-- STATED TASK --
Leave out the pictures and repeat everything else in the records exactly.

-- EXTRACTED DATA --

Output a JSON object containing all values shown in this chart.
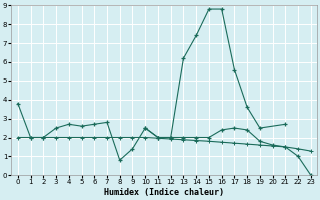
{
  "xlabel": "Humidex (Indice chaleur)",
  "x": [
    0,
    1,
    2,
    3,
    4,
    5,
    6,
    7,
    8,
    9,
    10,
    11,
    12,
    13,
    14,
    15,
    16,
    17,
    18,
    19,
    20,
    21,
    22,
    23
  ],
  "line1_x": [
    0,
    1,
    2,
    3,
    4,
    5,
    6,
    7,
    8,
    9,
    10,
    11,
    12,
    13,
    14,
    15,
    16,
    17,
    18,
    19,
    21
  ],
  "line1_y": [
    3.8,
    2.0,
    2.0,
    2.5,
    2.7,
    2.6,
    2.7,
    2.8,
    0.8,
    1.4,
    2.5,
    2.0,
    2.0,
    6.2,
    7.4,
    8.8,
    8.8,
    5.6,
    3.6,
    2.5,
    2.7
  ],
  "line2_x": [
    10,
    11,
    12,
    13,
    14,
    15,
    16,
    17,
    18,
    19,
    20,
    21,
    22,
    23
  ],
  "line2_y": [
    2.5,
    2.0,
    2.0,
    2.0,
    2.0,
    2.0,
    2.4,
    2.5,
    2.4,
    1.8,
    1.6,
    1.5,
    1.0,
    0.0
  ],
  "line3_x": [
    0,
    1,
    2,
    3,
    4,
    5,
    6,
    7,
    8,
    9,
    10,
    11,
    12,
    13,
    14,
    15,
    16,
    17,
    18,
    19,
    20,
    21,
    22,
    23
  ],
  "line3_y": [
    2.0,
    2.0,
    2.0,
    2.0,
    2.0,
    2.0,
    2.0,
    2.0,
    2.0,
    2.0,
    2.0,
    1.96,
    1.92,
    1.88,
    1.84,
    1.8,
    1.75,
    1.7,
    1.65,
    1.6,
    1.55,
    1.5,
    1.4,
    1.28
  ],
  "line_color": "#1a6b5a",
  "bg_color": "#d6eef2",
  "grid_color": "#ffffff",
  "ylim": [
    0,
    9
  ],
  "xlim": [
    -0.5,
    23.5
  ]
}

-- EXERCISE RESPONSE --
Output a JSON object containing all values shown in this chart.
{
  "xlabel": "Humidex (Indice chaleur)",
  "x": [
    0,
    1,
    2,
    3,
    4,
    5,
    6,
    7,
    8,
    9,
    10,
    11,
    12,
    13,
    14,
    15,
    16,
    17,
    18,
    19,
    20,
    21,
    22,
    23
  ],
  "line1_x": [
    0,
    1,
    2,
    3,
    4,
    5,
    6,
    7,
    8,
    9,
    10,
    11,
    12,
    13,
    14,
    15,
    16,
    17,
    18,
    19,
    21
  ],
  "line1_y": [
    3.8,
    2.0,
    2.0,
    2.5,
    2.7,
    2.6,
    2.7,
    2.8,
    0.8,
    1.4,
    2.5,
    2.0,
    2.0,
    6.2,
    7.4,
    8.8,
    8.8,
    5.6,
    3.6,
    2.5,
    2.7
  ],
  "line2_x": [
    10,
    11,
    12,
    13,
    14,
    15,
    16,
    17,
    18,
    19,
    20,
    21,
    22,
    23
  ],
  "line2_y": [
    2.5,
    2.0,
    2.0,
    2.0,
    2.0,
    2.0,
    2.4,
    2.5,
    2.4,
    1.8,
    1.6,
    1.5,
    1.0,
    0.0
  ],
  "line3_x": [
    0,
    1,
    2,
    3,
    4,
    5,
    6,
    7,
    8,
    9,
    10,
    11,
    12,
    13,
    14,
    15,
    16,
    17,
    18,
    19,
    20,
    21,
    22,
    23
  ],
  "line3_y": [
    2.0,
    2.0,
    2.0,
    2.0,
    2.0,
    2.0,
    2.0,
    2.0,
    2.0,
    2.0,
    2.0,
    1.96,
    1.92,
    1.88,
    1.84,
    1.8,
    1.75,
    1.7,
    1.65,
    1.6,
    1.55,
    1.5,
    1.4,
    1.28
  ],
  "line_color": "#1a6b5a",
  "bg_color": "#d6eef2",
  "grid_color": "#ffffff",
  "ylim": [
    0,
    9
  ],
  "xlim": [
    -0.5,
    23.5
  ]
}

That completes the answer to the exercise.